Dataset records
++++++

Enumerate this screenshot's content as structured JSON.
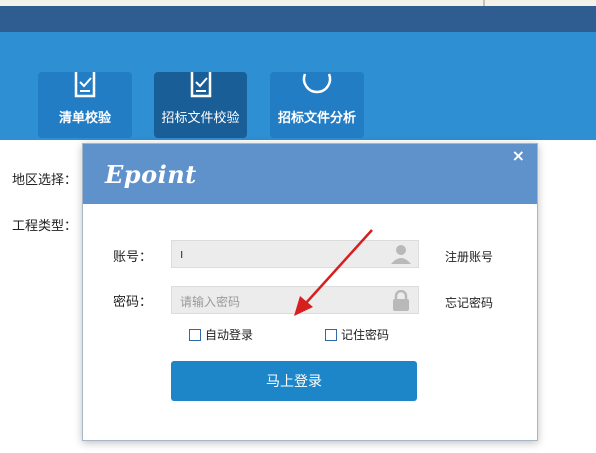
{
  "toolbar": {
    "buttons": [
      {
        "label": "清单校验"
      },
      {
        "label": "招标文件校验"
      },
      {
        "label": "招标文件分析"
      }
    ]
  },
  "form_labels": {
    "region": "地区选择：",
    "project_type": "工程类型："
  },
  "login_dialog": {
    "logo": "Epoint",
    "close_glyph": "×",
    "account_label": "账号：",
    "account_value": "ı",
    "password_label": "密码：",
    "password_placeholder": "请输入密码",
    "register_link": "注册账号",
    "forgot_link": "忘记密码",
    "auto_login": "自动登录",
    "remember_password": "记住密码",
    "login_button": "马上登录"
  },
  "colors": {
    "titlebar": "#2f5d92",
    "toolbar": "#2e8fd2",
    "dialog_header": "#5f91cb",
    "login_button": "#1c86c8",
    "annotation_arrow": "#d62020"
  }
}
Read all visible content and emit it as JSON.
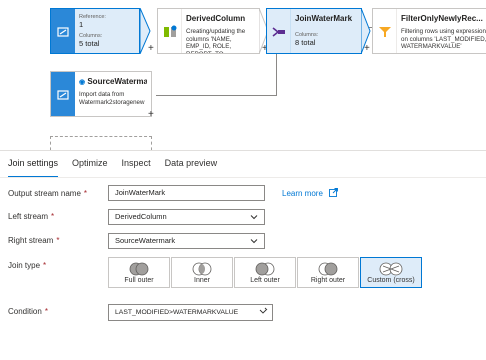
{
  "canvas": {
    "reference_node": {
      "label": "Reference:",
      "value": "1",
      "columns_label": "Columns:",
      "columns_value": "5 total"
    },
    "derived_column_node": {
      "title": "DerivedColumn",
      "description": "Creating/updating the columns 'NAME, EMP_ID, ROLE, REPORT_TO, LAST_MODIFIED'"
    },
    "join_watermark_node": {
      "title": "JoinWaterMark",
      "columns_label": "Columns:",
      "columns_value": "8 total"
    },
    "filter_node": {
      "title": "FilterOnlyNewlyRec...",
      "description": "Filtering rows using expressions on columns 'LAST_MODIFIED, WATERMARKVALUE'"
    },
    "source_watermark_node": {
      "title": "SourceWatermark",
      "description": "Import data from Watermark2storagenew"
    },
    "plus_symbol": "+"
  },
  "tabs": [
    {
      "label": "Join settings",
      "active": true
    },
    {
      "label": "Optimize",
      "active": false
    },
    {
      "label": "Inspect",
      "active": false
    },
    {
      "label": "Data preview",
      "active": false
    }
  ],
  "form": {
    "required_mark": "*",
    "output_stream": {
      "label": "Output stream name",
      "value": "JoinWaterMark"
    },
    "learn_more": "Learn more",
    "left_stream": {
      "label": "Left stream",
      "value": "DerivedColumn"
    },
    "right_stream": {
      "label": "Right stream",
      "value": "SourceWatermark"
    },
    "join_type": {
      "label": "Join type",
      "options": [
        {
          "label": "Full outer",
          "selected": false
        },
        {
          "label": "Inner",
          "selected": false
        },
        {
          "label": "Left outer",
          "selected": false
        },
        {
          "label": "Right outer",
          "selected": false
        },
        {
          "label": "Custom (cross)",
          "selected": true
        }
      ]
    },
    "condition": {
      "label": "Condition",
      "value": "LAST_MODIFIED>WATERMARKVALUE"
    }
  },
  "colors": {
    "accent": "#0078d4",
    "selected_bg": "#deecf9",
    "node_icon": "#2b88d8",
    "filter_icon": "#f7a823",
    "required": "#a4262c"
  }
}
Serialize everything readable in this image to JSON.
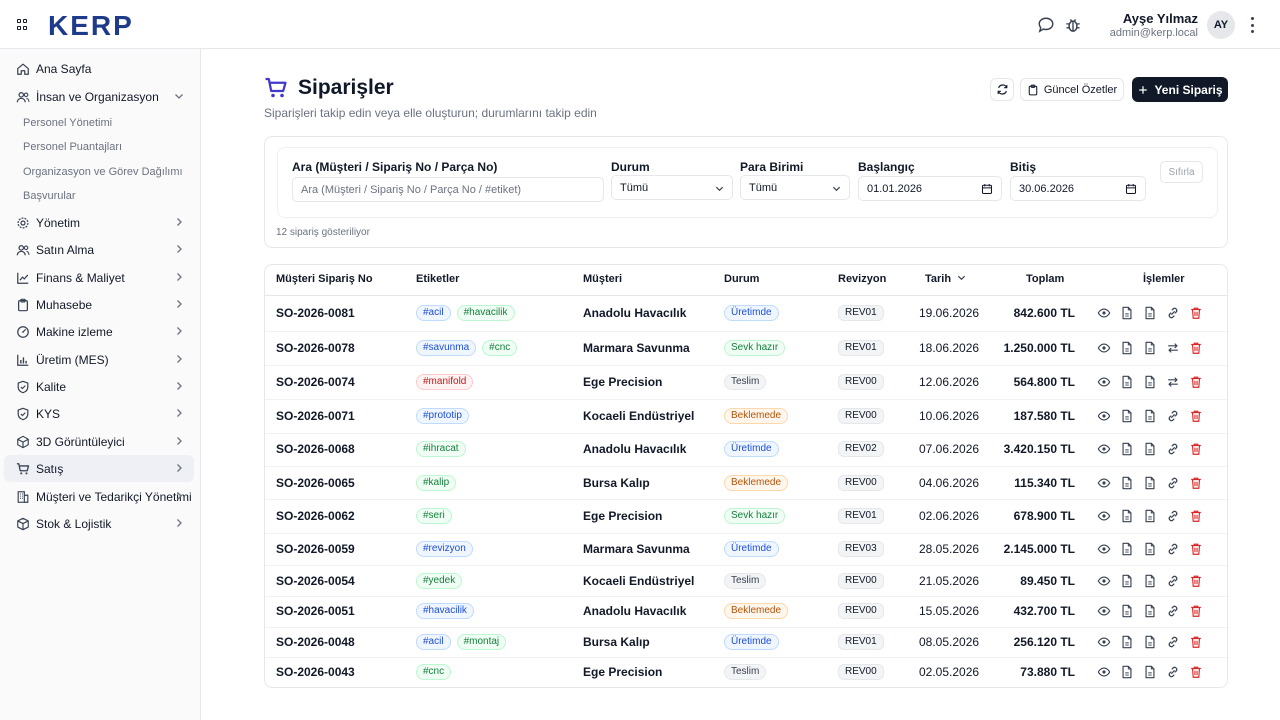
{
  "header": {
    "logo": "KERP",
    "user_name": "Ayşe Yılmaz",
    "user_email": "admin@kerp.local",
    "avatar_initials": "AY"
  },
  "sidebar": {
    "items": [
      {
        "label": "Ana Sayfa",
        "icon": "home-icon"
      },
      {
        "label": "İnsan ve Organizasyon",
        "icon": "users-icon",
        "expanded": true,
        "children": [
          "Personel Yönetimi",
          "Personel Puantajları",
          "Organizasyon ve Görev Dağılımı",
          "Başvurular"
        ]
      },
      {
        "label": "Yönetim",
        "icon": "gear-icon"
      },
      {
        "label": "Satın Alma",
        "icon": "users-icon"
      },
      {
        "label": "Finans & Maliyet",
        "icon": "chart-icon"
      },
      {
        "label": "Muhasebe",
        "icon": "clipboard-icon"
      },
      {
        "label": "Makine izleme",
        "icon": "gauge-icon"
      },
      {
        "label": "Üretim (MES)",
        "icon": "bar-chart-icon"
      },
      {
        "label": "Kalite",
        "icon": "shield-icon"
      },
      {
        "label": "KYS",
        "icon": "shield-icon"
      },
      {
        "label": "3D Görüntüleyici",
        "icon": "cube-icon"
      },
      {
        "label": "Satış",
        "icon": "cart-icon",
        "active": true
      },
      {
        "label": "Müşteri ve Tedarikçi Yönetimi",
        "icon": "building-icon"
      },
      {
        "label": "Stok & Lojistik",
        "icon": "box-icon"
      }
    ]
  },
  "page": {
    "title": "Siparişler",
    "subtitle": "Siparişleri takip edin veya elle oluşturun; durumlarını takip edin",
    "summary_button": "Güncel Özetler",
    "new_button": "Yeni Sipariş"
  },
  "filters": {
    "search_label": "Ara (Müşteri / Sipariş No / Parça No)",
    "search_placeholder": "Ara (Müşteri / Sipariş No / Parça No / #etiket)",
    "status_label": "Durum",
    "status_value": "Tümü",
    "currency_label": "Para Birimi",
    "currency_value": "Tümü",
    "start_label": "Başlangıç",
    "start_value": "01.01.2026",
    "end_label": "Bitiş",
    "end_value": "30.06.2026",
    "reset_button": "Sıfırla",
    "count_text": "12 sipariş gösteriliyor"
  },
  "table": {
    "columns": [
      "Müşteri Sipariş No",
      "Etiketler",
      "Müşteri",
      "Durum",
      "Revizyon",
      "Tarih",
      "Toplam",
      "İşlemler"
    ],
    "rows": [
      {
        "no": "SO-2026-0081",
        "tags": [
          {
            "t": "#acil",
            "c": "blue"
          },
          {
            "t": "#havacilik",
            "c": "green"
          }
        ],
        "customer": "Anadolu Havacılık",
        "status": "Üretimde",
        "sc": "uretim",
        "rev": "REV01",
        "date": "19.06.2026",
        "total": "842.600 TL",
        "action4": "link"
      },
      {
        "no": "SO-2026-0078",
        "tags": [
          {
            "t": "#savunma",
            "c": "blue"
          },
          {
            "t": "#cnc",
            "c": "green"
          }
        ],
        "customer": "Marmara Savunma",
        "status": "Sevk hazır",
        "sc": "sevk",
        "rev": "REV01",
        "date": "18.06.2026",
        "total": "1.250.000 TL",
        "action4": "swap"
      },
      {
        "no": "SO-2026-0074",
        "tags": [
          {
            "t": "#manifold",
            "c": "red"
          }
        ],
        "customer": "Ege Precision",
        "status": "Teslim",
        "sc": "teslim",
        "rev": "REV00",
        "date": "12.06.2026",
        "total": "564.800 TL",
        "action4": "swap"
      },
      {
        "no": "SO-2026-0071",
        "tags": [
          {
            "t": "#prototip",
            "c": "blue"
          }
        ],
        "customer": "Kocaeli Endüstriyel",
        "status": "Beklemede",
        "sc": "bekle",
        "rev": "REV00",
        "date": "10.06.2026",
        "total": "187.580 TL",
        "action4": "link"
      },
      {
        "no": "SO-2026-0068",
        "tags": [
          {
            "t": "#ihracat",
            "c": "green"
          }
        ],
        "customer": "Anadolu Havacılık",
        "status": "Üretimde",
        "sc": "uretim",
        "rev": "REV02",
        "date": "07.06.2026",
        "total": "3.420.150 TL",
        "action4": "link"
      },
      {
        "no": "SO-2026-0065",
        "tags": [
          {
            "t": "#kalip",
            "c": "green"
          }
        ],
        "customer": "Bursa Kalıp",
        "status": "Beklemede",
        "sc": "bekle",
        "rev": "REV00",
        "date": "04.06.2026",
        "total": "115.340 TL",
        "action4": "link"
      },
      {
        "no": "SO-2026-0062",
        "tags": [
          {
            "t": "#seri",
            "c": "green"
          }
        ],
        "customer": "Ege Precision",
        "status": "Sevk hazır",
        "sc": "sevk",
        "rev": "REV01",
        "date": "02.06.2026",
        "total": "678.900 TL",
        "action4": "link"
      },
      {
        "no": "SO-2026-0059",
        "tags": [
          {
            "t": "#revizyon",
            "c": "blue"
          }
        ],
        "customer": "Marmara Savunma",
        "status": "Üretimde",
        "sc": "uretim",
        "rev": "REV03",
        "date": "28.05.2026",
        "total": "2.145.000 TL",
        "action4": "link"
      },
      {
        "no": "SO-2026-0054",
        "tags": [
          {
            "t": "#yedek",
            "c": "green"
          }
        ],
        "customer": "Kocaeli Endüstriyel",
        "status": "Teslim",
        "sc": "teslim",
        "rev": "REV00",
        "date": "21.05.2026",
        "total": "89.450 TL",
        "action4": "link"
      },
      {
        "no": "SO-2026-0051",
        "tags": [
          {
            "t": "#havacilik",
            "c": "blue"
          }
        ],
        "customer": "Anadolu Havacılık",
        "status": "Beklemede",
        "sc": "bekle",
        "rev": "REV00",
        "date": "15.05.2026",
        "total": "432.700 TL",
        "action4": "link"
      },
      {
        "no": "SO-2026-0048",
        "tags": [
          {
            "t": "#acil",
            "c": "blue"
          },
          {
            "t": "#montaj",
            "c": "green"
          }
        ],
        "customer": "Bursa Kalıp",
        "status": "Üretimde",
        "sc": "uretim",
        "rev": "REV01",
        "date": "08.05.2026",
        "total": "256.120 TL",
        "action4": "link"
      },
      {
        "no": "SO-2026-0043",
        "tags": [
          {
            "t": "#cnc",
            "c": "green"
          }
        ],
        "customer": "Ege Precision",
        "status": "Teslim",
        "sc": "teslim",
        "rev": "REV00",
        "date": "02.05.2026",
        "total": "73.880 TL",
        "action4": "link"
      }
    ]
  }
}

++++++

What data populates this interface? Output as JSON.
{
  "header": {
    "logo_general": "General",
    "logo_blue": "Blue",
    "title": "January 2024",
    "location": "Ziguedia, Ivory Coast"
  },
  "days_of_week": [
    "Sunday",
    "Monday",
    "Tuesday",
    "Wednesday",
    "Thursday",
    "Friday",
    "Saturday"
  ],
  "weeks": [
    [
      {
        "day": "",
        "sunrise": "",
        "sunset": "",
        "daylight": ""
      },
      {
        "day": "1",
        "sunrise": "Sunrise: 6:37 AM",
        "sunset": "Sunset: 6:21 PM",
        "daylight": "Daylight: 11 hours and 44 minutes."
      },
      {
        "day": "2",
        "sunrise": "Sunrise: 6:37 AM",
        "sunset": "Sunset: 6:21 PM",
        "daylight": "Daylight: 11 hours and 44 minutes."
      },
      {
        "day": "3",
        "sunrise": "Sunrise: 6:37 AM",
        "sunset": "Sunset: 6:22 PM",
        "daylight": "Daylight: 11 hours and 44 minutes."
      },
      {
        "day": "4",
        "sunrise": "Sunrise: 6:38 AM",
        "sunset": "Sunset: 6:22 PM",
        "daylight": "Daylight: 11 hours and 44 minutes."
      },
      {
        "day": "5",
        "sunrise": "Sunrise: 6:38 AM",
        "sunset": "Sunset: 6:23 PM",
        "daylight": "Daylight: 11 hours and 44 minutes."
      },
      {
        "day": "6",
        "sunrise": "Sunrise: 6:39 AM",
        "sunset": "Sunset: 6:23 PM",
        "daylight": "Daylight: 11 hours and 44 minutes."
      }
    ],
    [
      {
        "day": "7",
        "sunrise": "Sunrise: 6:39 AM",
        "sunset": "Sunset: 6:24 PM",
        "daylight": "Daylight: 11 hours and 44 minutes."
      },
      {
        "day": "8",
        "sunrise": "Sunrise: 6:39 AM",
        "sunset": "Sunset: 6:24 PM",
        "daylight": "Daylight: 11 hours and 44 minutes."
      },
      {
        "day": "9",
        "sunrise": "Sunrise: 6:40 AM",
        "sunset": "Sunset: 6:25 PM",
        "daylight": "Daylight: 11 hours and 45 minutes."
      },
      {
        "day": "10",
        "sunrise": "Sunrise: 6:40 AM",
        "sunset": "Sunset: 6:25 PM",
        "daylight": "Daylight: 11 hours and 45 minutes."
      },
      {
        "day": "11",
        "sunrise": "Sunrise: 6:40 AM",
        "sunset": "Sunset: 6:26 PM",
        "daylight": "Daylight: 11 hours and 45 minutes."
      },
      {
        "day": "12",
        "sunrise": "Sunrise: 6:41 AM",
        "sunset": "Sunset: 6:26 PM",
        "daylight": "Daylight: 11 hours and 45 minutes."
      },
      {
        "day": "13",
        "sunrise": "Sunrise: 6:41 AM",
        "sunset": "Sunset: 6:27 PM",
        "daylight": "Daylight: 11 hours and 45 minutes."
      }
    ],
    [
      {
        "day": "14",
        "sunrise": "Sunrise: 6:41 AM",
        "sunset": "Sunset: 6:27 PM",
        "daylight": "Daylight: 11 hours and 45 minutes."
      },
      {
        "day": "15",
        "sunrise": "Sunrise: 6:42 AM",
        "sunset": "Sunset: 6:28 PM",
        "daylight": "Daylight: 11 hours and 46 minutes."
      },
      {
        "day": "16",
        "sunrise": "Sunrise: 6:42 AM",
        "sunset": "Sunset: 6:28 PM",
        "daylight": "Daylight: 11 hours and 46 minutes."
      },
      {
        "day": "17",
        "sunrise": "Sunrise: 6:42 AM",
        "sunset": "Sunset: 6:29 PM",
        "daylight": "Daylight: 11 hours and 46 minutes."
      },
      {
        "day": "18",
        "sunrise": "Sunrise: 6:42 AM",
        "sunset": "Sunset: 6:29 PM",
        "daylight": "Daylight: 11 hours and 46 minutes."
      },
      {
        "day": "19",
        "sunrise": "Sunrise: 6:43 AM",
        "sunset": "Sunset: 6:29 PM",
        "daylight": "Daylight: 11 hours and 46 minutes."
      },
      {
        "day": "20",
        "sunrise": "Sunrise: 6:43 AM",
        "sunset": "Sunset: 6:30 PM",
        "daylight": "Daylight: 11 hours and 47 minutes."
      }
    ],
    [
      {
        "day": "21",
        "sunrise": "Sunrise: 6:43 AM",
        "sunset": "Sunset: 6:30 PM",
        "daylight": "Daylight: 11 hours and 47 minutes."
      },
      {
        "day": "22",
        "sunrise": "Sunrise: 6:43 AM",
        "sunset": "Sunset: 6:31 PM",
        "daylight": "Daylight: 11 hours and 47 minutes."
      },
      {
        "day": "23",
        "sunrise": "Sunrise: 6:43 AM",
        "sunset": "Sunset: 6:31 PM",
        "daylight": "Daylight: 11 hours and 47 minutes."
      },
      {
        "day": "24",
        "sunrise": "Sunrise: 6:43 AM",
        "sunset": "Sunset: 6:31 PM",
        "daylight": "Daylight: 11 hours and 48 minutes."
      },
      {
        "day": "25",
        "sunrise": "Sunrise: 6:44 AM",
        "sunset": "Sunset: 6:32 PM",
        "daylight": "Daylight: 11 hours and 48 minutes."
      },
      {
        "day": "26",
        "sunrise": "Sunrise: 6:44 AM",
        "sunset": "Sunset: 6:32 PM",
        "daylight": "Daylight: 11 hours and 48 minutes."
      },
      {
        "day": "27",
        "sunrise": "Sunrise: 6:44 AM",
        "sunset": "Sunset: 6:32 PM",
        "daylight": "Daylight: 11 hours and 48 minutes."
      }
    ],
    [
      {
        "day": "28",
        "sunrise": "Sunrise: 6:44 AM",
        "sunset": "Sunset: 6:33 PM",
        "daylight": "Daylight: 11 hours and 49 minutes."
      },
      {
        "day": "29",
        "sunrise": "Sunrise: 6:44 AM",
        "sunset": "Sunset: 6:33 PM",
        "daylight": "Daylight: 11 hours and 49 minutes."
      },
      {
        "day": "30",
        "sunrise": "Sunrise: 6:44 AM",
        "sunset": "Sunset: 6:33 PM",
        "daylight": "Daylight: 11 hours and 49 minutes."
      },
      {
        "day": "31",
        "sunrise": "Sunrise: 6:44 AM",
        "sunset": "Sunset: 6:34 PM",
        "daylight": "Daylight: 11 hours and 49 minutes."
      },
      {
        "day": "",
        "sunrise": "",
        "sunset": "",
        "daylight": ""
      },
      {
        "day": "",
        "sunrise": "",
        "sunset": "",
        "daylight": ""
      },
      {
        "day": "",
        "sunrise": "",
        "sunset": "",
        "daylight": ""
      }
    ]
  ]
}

++++++

• **TO DO**
Which lines contain "Tümü"? Copy each of them out.

• **TASK RESPONSE**
    "status_value": "Tümü",
    "currency_value": "Tümü",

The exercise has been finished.